### Task requirements
Report every line in the listing below where the string "from" shows up.
──────────
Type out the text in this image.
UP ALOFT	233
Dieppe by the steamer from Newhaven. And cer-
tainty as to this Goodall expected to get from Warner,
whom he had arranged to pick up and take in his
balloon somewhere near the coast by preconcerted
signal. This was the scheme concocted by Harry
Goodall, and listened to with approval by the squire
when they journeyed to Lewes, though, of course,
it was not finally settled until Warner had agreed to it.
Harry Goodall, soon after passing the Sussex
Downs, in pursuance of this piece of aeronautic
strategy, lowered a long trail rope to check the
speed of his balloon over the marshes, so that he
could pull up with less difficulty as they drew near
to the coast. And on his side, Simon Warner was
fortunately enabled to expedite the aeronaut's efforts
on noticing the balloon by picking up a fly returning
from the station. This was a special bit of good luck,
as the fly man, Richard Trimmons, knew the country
──────────
### Task response
Dieppe by the steamer from Newhaven. And cer-
tainty as to this Goodall expected to get from Warner,
from the station. This was a special bit of good luck,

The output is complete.